── INPUT MATERIAL

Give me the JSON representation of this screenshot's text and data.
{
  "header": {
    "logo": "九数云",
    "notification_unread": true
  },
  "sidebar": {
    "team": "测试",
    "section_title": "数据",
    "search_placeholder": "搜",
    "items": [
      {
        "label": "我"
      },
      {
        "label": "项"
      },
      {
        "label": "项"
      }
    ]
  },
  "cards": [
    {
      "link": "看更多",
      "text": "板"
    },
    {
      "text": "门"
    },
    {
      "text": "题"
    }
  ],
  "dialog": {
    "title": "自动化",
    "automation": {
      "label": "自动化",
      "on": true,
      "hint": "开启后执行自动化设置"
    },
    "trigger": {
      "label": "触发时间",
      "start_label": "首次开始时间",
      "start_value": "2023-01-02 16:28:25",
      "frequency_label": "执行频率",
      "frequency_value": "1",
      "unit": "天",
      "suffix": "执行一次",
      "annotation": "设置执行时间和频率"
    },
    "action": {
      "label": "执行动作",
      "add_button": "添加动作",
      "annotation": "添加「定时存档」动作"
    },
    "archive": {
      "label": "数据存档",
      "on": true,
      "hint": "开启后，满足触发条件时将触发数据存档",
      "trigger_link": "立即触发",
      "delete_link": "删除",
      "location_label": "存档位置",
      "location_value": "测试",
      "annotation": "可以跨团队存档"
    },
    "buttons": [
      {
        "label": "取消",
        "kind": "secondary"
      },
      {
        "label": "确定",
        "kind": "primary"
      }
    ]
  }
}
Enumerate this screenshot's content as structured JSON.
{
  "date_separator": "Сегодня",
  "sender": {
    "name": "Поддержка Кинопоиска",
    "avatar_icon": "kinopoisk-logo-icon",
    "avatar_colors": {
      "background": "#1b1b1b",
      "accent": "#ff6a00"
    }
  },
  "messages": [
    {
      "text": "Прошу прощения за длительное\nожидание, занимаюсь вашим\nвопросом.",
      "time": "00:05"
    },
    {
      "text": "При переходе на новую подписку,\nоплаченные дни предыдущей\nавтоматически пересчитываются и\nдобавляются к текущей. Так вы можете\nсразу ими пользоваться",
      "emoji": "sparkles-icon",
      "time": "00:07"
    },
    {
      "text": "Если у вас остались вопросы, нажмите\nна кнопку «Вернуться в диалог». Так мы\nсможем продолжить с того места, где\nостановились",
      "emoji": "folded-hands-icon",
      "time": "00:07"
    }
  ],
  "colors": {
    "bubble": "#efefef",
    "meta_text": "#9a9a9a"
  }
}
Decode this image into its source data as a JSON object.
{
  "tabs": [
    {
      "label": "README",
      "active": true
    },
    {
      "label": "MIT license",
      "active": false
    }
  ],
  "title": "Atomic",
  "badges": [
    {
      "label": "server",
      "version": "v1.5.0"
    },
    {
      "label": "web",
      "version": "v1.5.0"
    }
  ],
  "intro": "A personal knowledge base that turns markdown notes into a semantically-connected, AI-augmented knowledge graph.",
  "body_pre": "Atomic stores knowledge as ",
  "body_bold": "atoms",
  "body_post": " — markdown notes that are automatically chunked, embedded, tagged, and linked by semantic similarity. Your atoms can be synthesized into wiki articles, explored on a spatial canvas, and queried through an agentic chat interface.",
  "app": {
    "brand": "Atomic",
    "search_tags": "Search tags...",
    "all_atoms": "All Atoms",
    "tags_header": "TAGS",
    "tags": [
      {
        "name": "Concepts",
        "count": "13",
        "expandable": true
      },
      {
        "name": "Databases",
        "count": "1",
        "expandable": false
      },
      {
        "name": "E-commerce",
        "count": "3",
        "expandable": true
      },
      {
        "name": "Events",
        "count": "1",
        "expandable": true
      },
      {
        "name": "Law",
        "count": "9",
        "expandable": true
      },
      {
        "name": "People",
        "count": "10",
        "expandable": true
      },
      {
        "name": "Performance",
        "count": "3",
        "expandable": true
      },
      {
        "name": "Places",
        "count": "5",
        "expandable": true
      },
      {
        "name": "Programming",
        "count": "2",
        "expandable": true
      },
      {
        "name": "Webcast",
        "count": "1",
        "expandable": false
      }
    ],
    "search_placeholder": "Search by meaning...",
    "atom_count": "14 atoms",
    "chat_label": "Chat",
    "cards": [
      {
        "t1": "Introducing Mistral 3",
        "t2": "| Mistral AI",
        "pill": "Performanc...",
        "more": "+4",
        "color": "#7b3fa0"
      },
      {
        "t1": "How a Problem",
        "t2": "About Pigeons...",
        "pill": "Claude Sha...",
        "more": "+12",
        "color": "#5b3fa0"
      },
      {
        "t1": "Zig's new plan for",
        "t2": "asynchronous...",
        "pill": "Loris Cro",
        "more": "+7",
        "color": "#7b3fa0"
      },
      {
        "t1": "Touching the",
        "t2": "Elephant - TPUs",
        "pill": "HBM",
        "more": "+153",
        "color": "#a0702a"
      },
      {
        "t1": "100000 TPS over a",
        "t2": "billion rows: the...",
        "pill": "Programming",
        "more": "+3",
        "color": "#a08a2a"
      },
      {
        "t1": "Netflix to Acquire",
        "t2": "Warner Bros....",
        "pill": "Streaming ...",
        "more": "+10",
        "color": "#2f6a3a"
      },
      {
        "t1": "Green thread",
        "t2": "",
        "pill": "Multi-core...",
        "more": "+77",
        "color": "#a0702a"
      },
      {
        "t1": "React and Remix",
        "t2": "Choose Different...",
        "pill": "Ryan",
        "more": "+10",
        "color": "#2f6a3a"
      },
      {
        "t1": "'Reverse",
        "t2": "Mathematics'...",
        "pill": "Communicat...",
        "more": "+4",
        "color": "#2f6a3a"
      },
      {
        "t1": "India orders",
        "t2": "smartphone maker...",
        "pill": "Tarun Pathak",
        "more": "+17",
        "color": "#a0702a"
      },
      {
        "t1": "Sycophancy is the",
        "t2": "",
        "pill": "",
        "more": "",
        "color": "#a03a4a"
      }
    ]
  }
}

────

* _TASK BRIEF_: Each line of the material must be restated exactly.

* _SOLUTION FOR THIS EXERCISE_:
Give me the JSON representation of this screenshot's text and data.
{
  "header": {
    "logo": "九数云",
    "notification_unread": true
  },
  "sidebar": {
    "team": "测试",
    "section_title": "数据",
    "search_placeholder": "搜",
    "items": [
      {
        "label": "我"
      },
      {
        "label": "项"
      },
      {
        "label": "项"
      }
    ]
  },
  "cards": [
    {
      "link": "看更多",
      "text": "板"
    },
    {
      "text": "门"
    },
    {
      "text": "题"
    }
  ],
  "dialog": {
    "title": "自动化",
    "automation": {
      "label": "自动化",
      "on": true,
      "hint": "开启后执行自动化设置"
    },
    "trigger": {
      "label": "触发时间",
      "start_label": "首次开始时间",
      "start_value": "2023-01-02 16:28:25",
      "frequency_label": "执行频率",
      "frequency_value": "1",
      "unit": "天",
      "suffix": "执行一次",
      "annotation": "设置执行时间和频率"
    },
    "action": {
      "label": "执行动作",
      "add_button": "添加动作",
      "annotation": "添加「定时存档」动作"
    },
    "archive": {
      "label": "数据存档",
      "on": true,
      "hint": "开启后，满足触发条件时将触发数据存档",
      "trigger_link": "立即触发",
      "delete_link": "删除",
      "location_label": "存档位置",
      "location_value": "测试",
      "annotation": "可以跨团队存档"
    },
    "buttons": [
      {
        "label": "取消",
        "kind": "secondary"
      },
      {
        "label": "确定",
        "kind": "primary"
      }
    ]
  }
}
Enumerate this screenshot's content as structured JSON.
{
  "date_separator": "Сегодня",
  "sender": {
    "name": "Поддержка Кинопоиска",
    "avatar_icon": "kinopoisk-logo-icon",
    "avatar_colors": {
      "background": "#1b1b1b",
      "accent": "#ff6a00"
    }
  },
  "messages": [
    {
      "text": "Прошу прощения за длительное\nожидание, занимаюсь вашим\nвопросом.",
      "time": "00:05"
    },
    {
      "text": "При переходе на новую подписку,\nоплаченные дни предыдущей\nавтоматически пересчитываются и\nдобавляются к текущей. Так вы можете\nсразу ими пользоваться",
      "emoji": "sparkles-icon",
      "time": "00:07"
    },
    {
      "text": "Если у вас остались вопросы, нажмите\nна кнопку «Вернуться в диалог». Так мы\nсможем продолжить с того места, где\nостановились",
      "emoji": "folded-hands-icon",
      "time": "00:07"
    }
  ],
  "colors": {
    "bubble": "#efefef",
    "meta_text": "#9a9a9a"
  }
}
Decode this image into its source data as a JSON object.
{
  "tabs": [
    {
      "label": "README",
      "active": true
    },
    {
      "label": "MIT license",
      "active": false
    }
  ],
  "title": "Atomic",
  "badges": [
    {
      "label": "server",
      "version": "v1.5.0"
    },
    {
      "label": "web",
      "version": "v1.5.0"
    }
  ],
  "intro": "A personal knowledge base that turns markdown notes into a semantically-connected, AI-augmented knowledge graph.",
  "body_pre": "Atomic stores knowledge as ",
  "body_bold": "atoms",
  "body_post": " — markdown notes that are automatically chunked, embedded, tagged, and linked by semantic similarity. Your atoms can be synthesized into wiki articles, explored on a spatial canvas, and queried through an agentic chat interface.",
  "app": {
    "brand": "Atomic",
    "search_tags": "Search tags...",
    "all_atoms": "All Atoms",
    "tags_header": "TAGS",
    "tags": [
      {
        "name": "Concepts",
        "count": "13",
        "expandable": true
      },
      {
        "name": "Databases",
        "count": "1",
        "expandable": false
      },
      {
        "name": "E-commerce",
        "count": "3",
        "expandable": true
      },
      {
        "name": "Events",
        "count": "1",
        "expandable": true
      },
      {
        "name": "Law",
        "count": "9",
        "expandable": true
      },
      {
        "name": "People",
        "count": "10",
        "expandable": true
      },
      {
        "name": "Performance",
        "count": "3",
        "expandable": true
      },
      {
        "name": "Places",
        "count": "5",
        "expandable": true
      },
      {
        "name": "Programming",
        "count": "2",
        "expandable": true
      },
      {
        "name": "Webcast",
        "count": "1",
        "expandable": false
      }
    ],
    "search_placeholder": "Search by meaning...",
    "atom_count": "14 atoms",
    "chat_label": "Chat",
    "cards": [
      {
        "t1": "Introducing Mistral 3",
        "t2": "| Mistral AI",
        "pill": "Performanc...",
        "more": "+4",
        "color": "#7b3fa0"
      },
      {
        "t1": "How a Problem",
        "t2": "About Pigeons...",
        "pill": "Claude Sha...",
        "more": "+12",
        "color": "#5b3fa0"
      },
      {
        "t1": "Zig's new plan for",
        "t2": "asynchronous...",
        "pill": "Loris Cro",
        "more": "+7",
        "color": "#7b3fa0"
      },
      {
        "t1": "Touching the",
        "t2": "Elephant - TPUs",
        "pill": "HBM",
        "more": "+153",
        "color": "#a0702a"
      },
      {
        "t1": "100000 TPS over a",
        "t2": "billion rows: the...",
        "pill": "Programming",
        "more": "+3",
        "color": "#a08a2a"
      },
      {
        "t1": "Netflix to Acquire",
        "t2": "Warner Bros....",
        "pill": "Streaming ...",
        "more": "+10",
        "color": "#2f6a3a"
      },
      {
        "t1": "Green thread",
        "t2": "",
        "pill": "Multi-core...",
        "more": "+77",
        "color": "#a0702a"
      },
      {
        "t1": "React and Remix",
        "t2": "Choose Different...",
        "pill": "Ryan",
        "more": "+10",
        "color": "#2f6a3a"
      },
      {
        "t1": "'Reverse",
        "t2": "Mathematics'...",
        "pill": "Communicat...",
        "more": "+4",
        "color": "#2f6a3a"
      },
      {
        "t1": "India orders",
        "t2": "smartphone maker...",
        "pill": "Tarun Pathak",
        "more": "+17",
        "color": "#a0702a"
      },
      {
        "t1": "Sycophancy is the",
        "t2": "",
        "pill": "",
        "more": "",
        "color": "#a03a4a"
      }
    ]
  }
}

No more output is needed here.